- [AIM OF THE TASK]: Copy every line of the listing that holds the string "населення".

- [INFORMATION GIVEN]:
■ ■ ■ ■ ■ ■ ■
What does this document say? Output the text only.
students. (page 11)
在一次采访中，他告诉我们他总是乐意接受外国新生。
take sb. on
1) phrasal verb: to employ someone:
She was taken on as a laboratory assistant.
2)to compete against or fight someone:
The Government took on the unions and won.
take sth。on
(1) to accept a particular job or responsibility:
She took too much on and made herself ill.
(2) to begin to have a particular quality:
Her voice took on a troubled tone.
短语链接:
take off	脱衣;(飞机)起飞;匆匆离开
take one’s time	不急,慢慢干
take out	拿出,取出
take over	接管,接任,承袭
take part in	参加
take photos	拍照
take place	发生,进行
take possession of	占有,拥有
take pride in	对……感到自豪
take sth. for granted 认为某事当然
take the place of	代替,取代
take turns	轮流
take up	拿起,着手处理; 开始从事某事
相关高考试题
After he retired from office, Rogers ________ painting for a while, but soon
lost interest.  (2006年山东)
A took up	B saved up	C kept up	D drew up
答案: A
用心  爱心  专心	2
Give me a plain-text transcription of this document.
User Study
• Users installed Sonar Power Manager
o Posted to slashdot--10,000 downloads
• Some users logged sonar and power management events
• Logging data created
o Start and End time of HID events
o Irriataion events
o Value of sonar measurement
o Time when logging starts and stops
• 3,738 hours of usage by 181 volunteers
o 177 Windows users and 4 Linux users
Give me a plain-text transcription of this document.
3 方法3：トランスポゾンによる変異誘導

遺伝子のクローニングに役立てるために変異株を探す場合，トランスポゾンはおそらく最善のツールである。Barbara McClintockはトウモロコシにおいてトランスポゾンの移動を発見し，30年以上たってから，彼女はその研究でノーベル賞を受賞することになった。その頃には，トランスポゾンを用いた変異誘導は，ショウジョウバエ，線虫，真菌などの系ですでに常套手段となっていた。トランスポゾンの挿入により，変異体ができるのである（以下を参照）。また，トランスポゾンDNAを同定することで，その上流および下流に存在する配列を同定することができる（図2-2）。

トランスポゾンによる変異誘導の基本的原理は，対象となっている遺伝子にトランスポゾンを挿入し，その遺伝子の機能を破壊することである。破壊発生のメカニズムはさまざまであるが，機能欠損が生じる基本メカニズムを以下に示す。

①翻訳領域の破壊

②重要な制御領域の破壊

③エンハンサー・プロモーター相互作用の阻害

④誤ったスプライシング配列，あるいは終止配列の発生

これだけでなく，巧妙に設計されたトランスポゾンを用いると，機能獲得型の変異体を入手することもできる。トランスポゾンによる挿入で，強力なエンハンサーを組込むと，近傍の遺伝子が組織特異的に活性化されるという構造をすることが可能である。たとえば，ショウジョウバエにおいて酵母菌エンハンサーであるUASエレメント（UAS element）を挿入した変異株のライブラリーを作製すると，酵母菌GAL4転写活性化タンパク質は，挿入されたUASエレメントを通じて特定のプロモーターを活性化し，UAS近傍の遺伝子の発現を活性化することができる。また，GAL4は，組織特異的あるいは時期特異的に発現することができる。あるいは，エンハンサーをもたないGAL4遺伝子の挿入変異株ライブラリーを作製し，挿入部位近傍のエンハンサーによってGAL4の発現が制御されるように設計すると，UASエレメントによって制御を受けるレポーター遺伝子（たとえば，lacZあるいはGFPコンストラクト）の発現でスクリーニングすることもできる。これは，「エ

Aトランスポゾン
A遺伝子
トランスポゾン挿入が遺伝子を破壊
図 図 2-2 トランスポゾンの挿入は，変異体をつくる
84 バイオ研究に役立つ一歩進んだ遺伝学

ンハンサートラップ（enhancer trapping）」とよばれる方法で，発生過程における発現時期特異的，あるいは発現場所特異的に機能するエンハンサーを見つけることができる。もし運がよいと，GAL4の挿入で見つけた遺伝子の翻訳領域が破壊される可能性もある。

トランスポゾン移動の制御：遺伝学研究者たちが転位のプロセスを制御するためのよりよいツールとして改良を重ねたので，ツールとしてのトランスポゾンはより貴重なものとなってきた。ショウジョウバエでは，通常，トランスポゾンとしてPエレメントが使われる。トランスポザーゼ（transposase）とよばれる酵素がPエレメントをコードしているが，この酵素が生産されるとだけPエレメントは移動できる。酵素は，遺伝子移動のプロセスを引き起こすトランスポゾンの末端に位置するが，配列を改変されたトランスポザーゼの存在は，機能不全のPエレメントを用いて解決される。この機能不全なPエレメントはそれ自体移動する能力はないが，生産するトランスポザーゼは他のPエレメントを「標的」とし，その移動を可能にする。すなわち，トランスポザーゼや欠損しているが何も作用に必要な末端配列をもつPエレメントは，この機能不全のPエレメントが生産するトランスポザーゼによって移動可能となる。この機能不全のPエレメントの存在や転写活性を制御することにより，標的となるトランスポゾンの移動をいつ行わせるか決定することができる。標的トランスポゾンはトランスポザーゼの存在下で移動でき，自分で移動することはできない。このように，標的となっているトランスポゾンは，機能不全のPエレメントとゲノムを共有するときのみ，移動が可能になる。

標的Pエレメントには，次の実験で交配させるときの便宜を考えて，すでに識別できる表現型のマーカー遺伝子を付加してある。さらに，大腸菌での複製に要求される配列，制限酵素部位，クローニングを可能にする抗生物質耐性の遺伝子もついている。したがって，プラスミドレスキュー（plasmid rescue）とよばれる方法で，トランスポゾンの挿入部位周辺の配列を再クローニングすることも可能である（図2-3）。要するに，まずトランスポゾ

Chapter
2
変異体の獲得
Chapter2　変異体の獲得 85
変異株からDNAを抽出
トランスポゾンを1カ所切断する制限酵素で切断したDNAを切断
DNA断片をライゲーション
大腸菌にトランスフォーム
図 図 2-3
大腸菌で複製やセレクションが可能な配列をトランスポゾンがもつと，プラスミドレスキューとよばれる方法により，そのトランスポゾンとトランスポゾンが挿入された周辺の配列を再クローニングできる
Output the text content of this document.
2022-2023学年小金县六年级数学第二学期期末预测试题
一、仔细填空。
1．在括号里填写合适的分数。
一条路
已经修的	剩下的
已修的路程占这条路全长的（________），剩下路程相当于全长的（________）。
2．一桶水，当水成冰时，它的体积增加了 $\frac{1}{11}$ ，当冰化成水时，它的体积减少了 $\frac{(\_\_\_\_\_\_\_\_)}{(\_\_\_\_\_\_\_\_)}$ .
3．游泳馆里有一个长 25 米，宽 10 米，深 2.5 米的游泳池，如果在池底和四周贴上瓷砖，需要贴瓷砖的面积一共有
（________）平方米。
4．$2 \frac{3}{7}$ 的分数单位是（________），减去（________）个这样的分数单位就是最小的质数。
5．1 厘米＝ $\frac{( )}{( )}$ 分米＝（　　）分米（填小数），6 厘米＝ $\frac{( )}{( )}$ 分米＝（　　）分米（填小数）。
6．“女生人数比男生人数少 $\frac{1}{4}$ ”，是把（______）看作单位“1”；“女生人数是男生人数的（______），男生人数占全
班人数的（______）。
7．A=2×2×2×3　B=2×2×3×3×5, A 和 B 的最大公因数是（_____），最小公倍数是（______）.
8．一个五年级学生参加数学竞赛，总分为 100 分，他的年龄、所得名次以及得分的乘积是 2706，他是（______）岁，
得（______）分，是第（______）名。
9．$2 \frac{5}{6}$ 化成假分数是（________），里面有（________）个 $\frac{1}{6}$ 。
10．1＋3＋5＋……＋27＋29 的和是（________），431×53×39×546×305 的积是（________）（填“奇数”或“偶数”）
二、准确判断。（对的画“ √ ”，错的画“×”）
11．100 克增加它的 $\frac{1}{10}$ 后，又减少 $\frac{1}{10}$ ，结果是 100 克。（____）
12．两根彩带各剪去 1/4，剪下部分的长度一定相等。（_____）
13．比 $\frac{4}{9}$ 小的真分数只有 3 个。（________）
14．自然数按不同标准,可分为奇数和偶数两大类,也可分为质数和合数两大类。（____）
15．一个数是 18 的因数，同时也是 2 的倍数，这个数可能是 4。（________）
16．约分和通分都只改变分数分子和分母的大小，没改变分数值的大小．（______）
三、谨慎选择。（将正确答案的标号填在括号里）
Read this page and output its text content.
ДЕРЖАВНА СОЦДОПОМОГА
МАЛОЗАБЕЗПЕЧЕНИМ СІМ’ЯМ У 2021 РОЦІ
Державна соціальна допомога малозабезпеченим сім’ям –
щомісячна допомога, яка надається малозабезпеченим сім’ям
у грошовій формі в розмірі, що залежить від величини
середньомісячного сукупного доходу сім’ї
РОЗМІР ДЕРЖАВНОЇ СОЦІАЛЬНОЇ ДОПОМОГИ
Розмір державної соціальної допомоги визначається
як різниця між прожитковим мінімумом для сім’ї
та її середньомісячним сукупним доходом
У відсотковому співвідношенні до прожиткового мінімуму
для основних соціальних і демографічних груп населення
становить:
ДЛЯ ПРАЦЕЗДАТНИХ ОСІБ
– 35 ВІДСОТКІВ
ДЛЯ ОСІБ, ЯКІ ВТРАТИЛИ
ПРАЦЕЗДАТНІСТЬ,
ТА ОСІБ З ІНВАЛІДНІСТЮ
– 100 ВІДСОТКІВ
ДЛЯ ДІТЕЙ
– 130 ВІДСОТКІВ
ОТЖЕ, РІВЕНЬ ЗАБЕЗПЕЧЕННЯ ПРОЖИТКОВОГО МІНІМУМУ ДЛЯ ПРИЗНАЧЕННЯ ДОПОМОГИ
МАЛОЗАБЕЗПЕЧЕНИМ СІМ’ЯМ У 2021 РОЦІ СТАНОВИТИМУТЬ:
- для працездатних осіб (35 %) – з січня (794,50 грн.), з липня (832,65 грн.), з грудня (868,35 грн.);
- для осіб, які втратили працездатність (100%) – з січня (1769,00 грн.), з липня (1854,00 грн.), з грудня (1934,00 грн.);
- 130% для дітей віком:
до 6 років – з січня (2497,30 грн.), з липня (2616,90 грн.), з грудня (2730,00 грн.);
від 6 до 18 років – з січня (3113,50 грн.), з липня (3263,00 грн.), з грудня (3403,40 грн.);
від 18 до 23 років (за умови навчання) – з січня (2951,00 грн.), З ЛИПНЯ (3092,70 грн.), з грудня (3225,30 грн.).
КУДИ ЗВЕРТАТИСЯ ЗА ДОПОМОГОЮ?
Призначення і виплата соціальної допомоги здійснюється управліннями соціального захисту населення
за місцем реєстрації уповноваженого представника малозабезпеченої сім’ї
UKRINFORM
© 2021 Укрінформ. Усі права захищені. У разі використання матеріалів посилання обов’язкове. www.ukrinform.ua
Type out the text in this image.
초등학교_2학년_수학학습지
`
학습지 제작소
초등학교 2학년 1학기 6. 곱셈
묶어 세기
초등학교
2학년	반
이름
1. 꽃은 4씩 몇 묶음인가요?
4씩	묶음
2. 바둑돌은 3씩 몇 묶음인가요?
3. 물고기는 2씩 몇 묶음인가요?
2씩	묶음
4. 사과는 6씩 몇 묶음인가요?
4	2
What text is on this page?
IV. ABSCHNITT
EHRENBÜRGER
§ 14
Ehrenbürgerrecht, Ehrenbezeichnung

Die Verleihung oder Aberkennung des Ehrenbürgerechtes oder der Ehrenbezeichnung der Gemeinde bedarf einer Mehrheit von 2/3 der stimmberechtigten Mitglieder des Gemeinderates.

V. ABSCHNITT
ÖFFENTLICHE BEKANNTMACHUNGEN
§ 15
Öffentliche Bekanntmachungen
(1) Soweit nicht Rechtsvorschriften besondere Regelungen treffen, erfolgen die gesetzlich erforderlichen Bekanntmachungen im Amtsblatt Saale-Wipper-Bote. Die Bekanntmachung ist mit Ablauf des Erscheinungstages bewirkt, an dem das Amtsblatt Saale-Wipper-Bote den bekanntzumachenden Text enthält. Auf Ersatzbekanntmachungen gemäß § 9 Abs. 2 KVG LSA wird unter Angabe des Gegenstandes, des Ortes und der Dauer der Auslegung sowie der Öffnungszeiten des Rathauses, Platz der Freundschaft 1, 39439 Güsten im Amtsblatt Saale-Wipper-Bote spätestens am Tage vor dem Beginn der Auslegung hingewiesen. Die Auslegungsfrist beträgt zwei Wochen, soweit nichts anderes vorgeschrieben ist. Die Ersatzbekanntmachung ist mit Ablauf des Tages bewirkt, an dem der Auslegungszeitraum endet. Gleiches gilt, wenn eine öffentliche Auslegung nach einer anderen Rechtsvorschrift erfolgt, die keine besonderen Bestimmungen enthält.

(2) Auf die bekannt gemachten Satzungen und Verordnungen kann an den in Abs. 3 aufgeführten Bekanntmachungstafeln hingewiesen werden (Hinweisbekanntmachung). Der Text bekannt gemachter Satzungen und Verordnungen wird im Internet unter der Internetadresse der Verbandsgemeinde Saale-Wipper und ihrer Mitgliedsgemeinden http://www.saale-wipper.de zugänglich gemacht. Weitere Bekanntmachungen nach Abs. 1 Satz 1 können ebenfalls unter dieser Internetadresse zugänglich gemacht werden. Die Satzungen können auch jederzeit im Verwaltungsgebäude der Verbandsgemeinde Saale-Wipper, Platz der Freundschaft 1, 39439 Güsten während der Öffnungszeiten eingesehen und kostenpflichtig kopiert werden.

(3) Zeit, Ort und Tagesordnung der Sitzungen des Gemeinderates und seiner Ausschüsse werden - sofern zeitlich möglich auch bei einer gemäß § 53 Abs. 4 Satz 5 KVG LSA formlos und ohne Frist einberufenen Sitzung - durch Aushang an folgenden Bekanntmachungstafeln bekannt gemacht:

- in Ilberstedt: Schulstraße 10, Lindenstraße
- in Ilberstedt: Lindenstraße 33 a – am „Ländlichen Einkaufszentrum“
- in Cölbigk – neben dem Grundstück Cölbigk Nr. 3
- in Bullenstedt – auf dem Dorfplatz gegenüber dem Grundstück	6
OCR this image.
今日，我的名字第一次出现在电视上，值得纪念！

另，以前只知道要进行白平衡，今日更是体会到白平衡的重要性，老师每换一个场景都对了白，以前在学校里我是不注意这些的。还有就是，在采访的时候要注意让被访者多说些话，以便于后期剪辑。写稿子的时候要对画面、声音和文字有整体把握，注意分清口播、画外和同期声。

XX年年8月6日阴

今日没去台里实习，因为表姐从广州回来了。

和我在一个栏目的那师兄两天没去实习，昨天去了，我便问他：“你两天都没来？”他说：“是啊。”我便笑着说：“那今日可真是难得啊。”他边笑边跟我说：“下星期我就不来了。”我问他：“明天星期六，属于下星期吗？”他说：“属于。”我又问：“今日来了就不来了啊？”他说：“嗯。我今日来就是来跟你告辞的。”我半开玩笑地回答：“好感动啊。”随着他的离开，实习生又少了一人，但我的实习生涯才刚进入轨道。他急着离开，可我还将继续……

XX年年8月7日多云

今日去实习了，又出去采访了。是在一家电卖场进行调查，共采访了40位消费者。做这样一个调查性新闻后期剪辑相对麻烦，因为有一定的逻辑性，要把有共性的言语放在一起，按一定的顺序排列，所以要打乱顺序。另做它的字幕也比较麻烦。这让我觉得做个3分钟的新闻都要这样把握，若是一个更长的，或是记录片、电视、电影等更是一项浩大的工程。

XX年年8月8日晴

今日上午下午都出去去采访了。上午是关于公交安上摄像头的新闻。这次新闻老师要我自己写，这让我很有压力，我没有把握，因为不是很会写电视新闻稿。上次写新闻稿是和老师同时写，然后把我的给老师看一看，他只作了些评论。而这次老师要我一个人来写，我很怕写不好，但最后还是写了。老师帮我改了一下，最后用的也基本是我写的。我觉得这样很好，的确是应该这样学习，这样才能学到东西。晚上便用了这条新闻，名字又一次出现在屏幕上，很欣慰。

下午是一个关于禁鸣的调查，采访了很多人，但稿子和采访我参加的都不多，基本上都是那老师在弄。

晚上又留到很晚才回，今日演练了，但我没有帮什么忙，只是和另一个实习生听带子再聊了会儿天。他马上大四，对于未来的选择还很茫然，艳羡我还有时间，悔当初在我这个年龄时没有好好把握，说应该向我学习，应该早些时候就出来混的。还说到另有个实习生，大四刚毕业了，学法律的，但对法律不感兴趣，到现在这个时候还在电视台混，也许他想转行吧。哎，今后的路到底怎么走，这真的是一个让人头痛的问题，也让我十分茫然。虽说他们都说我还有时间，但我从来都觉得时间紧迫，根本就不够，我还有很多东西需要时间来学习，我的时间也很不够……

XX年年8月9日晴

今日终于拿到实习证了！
■ ■ ■ ■ ■ ■ ■
- [TASK ANSWER]:
для основних соціальних і демографічних груп населення
Призначення і виплата соціальної допомоги здійснюється управліннями соціального захисту населення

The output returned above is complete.